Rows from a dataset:
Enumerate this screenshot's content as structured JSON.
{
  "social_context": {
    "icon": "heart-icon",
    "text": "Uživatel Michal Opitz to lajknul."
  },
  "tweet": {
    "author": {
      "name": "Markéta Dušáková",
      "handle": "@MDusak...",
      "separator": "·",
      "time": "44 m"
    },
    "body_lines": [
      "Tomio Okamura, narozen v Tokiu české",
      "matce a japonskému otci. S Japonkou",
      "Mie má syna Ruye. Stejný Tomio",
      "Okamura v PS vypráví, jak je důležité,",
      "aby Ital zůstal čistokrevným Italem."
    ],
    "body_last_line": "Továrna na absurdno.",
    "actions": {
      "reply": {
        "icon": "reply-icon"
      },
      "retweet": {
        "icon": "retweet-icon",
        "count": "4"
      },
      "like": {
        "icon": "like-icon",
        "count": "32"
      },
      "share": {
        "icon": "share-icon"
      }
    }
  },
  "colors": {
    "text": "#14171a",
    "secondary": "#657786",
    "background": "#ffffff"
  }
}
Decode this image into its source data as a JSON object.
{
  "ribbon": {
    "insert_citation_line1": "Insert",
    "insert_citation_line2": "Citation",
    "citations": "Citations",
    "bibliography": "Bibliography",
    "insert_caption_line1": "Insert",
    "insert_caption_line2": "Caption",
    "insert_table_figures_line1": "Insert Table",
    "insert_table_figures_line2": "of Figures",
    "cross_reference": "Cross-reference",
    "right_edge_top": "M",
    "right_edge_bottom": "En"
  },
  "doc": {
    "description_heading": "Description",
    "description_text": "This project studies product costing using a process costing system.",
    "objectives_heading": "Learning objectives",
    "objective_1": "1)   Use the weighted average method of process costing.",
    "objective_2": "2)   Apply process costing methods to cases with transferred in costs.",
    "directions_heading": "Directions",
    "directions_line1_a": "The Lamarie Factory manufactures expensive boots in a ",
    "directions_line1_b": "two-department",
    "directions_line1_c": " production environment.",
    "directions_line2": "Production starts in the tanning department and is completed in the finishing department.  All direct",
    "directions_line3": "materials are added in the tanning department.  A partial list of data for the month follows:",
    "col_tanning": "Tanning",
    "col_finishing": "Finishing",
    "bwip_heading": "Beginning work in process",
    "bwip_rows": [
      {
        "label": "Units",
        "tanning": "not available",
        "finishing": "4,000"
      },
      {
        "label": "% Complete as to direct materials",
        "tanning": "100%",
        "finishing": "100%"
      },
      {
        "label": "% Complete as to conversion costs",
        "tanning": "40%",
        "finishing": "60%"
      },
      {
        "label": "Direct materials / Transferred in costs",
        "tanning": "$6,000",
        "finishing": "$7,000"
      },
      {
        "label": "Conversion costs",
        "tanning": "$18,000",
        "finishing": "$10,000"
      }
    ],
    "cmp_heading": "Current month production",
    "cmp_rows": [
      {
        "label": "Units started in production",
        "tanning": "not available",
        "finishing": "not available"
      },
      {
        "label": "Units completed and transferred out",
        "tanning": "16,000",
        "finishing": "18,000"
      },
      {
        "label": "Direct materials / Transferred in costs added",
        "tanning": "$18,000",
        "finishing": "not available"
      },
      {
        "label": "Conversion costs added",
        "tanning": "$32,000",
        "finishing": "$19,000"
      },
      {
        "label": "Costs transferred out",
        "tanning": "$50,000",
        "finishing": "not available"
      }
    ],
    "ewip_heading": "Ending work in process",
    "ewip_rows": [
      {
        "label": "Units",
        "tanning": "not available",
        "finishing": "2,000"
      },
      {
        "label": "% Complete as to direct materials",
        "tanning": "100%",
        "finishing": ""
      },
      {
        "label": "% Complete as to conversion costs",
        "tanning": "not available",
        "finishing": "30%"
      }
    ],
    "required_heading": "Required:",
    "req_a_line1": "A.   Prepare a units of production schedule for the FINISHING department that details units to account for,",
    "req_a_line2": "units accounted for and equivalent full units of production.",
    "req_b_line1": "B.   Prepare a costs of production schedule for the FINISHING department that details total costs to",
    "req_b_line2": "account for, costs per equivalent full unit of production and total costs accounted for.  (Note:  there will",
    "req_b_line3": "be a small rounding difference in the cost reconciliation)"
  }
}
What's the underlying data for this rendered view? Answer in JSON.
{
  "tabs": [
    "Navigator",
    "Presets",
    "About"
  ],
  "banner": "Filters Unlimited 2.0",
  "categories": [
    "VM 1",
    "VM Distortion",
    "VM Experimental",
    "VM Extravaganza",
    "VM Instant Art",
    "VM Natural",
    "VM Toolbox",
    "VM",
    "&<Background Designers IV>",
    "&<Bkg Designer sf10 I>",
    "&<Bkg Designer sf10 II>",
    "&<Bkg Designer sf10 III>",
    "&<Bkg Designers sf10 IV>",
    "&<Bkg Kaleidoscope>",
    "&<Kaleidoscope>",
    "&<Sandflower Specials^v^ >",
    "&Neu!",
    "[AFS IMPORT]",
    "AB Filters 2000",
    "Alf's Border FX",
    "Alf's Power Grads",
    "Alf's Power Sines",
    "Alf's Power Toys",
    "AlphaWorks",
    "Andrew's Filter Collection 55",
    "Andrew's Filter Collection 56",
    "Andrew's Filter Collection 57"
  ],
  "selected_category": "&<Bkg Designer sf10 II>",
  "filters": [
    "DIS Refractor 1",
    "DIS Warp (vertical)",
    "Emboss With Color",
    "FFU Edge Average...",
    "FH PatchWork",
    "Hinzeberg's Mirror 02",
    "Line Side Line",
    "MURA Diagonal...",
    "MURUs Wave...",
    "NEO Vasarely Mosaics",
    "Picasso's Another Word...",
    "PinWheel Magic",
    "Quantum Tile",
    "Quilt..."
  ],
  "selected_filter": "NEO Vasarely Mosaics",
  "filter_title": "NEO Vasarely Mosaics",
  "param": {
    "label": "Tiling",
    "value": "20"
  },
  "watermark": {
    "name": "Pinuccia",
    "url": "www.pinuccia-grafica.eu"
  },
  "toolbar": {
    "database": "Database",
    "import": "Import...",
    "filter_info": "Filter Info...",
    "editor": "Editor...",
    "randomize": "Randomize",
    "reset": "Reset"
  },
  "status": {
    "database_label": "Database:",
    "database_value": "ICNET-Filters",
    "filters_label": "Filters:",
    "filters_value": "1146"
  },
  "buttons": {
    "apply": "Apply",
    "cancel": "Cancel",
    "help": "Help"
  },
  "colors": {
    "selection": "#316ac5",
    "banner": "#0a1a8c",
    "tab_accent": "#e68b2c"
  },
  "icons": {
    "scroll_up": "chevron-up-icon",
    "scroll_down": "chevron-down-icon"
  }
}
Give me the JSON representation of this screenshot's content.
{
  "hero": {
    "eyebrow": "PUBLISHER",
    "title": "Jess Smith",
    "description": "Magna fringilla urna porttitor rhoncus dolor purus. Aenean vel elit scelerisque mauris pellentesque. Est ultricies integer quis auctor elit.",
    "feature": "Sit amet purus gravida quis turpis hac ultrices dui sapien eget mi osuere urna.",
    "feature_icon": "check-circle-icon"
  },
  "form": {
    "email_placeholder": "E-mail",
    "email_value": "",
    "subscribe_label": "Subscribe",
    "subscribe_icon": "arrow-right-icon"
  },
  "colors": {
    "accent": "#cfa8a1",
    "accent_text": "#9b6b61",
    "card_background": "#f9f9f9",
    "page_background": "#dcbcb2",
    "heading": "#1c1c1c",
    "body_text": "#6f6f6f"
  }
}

**REQUEST**
Extract every record. Keep wording exact.

**COMPLETE RESPONSE**
Enumerate this screenshot's content as structured JSON.
{
  "social_context": {
    "icon": "heart-icon",
    "text": "Uživatel Michal Opitz to lajknul."
  },
  "tweet": {
    "author": {
      "name": "Markéta Dušáková",
      "handle": "@MDusak...",
      "separator": "·",
      "time": "44 m"
    },
    "body_lines": [
      "Tomio Okamura, narozen v Tokiu české",
      "matce a japonskému otci. S Japonkou",
      "Mie má syna Ruye. Stejný Tomio",
      "Okamura v PS vypráví, jak je důležité,",
      "aby Ital zůstal čistokrevným Italem."
    ],
    "body_last_line": "Továrna na absurdno.",
    "actions": {
      "reply": {
        "icon": "reply-icon"
      },
      "retweet": {
        "icon": "retweet-icon",
        "count": "4"
      },
      "like": {
        "icon": "like-icon",
        "count": "32"
      },
      "share": {
        "icon": "share-icon"
      }
    }
  },
  "colors": {
    "text": "#14171a",
    "secondary": "#657786",
    "background": "#ffffff"
  }
}
Decode this image into its source data as a JSON object.
{
  "ribbon": {
    "insert_citation_line1": "Insert",
    "insert_citation_line2": "Citation",
    "citations": "Citations",
    "bibliography": "Bibliography",
    "insert_caption_line1": "Insert",
    "insert_caption_line2": "Caption",
    "insert_table_figures_line1": "Insert Table",
    "insert_table_figures_line2": "of Figures",
    "cross_reference": "Cross-reference",
    "right_edge_top": "M",
    "right_edge_bottom": "En"
  },
  "doc": {
    "description_heading": "Description",
    "description_text": "This project studies product costing using a process costing system.",
    "objectives_heading": "Learning objectives",
    "objective_1": "1)   Use the weighted average method of process costing.",
    "objective_2": "2)   Apply process costing methods to cases with transferred in costs.",
    "directions_heading": "Directions",
    "directions_line1_a": "The Lamarie Factory manufactures expensive boots in a ",
    "directions_line1_b": "two-department",
    "directions_line1_c": " production environment.",
    "directions_line2": "Production starts in the tanning department and is completed in the finishing department.  All direct",
    "directions_line3": "materials are added in the tanning department.  A partial list of data for the month follows:",
    "col_tanning": "Tanning",
    "col_finishing": "Finishing",
    "bwip_heading": "Beginning work in process",
    "bwip_rows": [
      {
        "label": "Units",
        "tanning": "not available",
        "finishing": "4,000"
      },
      {
        "label": "% Complete as to direct materials",
        "tanning": "100%",
        "finishing": "100%"
      },
      {
        "label": "% Complete as to conversion costs",
        "tanning": "40%",
        "finishing": "60%"
      },
      {
        "label": "Direct materials / Transferred in costs",
        "tanning": "$6,000",
        "finishing": "$7,000"
      },
      {
        "label": "Conversion costs",
        "tanning": "$18,000",
        "finishing": "$10,000"
      }
    ],
    "cmp_heading": "Current month production",
    "cmp_rows": [
      {
        "label": "Units started in production",
        "tanning": "not available",
        "finishing": "not available"
      },
      {
        "label": "Units completed and transferred out",
        "tanning": "16,000",
        "finishing": "18,000"
      },
      {
        "label": "Direct materials / Transferred in costs added",
        "tanning": "$18,000",
        "finishing": "not available"
      },
      {
        "label": "Conversion costs added",
        "tanning": "$32,000",
        "finishing": "$19,000"
      },
      {
        "label": "Costs transferred out",
        "tanning": "$50,000",
        "finishing": "not available"
      }
    ],
    "ewip_heading": "Ending work in process",
    "ewip_rows": [
      {
        "label": "Units",
        "tanning": "not available",
        "finishing": "2,000"
      },
      {
        "label": "% Complete as to direct materials",
        "tanning": "100%",
        "finishing": ""
      },
      {
        "label": "% Complete as to conversion costs",
        "tanning": "not available",
        "finishing": "30%"
      }
    ],
    "required_heading": "Required:",
    "req_a_line1": "A.   Prepare a units of production schedule for the FINISHING department that details units to account for,",
    "req_a_line2": "units accounted for and equivalent full units of production.",
    "req_b_line1": "B.   Prepare a costs of production schedule for the FINISHING department that details total costs to",
    "req_b_line2": "account for, costs per equivalent full unit of production and total costs accounted for.  (Note:  there will",
    "req_b_line3": "be a small rounding difference in the cost reconciliation)"
  }
}
What's the underlying data for this rendered view? Answer in JSON.
{
  "tabs": [
    "Navigator",
    "Presets",
    "About"
  ],
  "banner": "Filters Unlimited 2.0",
  "categories": [
    "VM 1",
    "VM Distortion",
    "VM Experimental",
    "VM Extravaganza",
    "VM Instant Art",
    "VM Natural",
    "VM Toolbox",
    "VM",
    "&<Background Designers IV>",
    "&<Bkg Designer sf10 I>",
    "&<Bkg Designer sf10 II>",
    "&<Bkg Designer sf10 III>",
    "&<Bkg Designers sf10 IV>",
    "&<Bkg Kaleidoscope>",
    "&<Kaleidoscope>",
    "&<Sandflower Specials^v^ >",
    "&Neu!",
    "[AFS IMPORT]",
    "AB Filters 2000",
    "Alf's Border FX",
    "Alf's Power Grads",
    "Alf's Power Sines",
    "Alf's Power Toys",
    "AlphaWorks",
    "Andrew's Filter Collection 55",
    "Andrew's Filter Collection 56",
    "Andrew's Filter Collection 57"
  ],
  "selected_category": "&<Bkg Designer sf10 II>",
  "filters": [
    "DIS Refractor 1",
    "DIS Warp (vertical)",
    "Emboss With Color",
    "FFU Edge Average...",
    "FH PatchWork",
    "Hinzeberg's Mirror 02",
    "Line Side Line",
    "MURA Diagonal...",
    "MURUs Wave...",
    "NEO Vasarely Mosaics",
    "Picasso's Another Word...",
    "PinWheel Magic",
    "Quantum Tile",
    "Quilt..."
  ],
  "selected_filter": "NEO Vasarely Mosaics",
  "filter_title": "NEO Vasarely Mosaics",
  "param": {
    "label": "Tiling",
    "value": "20"
  },
  "watermark": {
    "name": "Pinuccia",
    "url": "www.pinuccia-grafica.eu"
  },
  "toolbar": {
    "database": "Database",
    "import": "Import...",
    "filter_info": "Filter Info...",
    "editor": "Editor...",
    "randomize": "Randomize",
    "reset": "Reset"
  },
  "status": {
    "database_label": "Database:",
    "database_value": "ICNET-Filters",
    "filters_label": "Filters:",
    "filters_value": "1146"
  },
  "buttons": {
    "apply": "Apply",
    "cancel": "Cancel",
    "help": "Help"
  },
  "colors": {
    "selection": "#316ac5",
    "banner": "#0a1a8c",
    "tab_accent": "#e68b2c"
  },
  "icons": {
    "scroll_up": "chevron-up-icon",
    "scroll_down": "chevron-down-icon"
  }
}
Give me the JSON representation of this screenshot's content.
{
  "hero": {
    "eyebrow": "PUBLISHER",
    "title": "Jess Smith",
    "description": "Magna fringilla urna porttitor rhoncus dolor purus. Aenean vel elit scelerisque mauris pellentesque. Est ultricies integer quis auctor elit.",
    "feature": "Sit amet purus gravida quis turpis hac ultrices dui sapien eget mi osuere urna.",
    "feature_icon": "check-circle-icon"
  },
  "form": {
    "email_placeholder": "E-mail",
    "email_value": "",
    "subscribe_label": "Subscribe",
    "subscribe_icon": "arrow-right-icon"
  },
  "colors": {
    "accent": "#cfa8a1",
    "accent_text": "#9b6b61",
    "card_background": "#f9f9f9",
    "page_background": "#dcbcb2",
    "heading": "#1c1c1c",
    "body_text": "#6f6f6f"
  }
}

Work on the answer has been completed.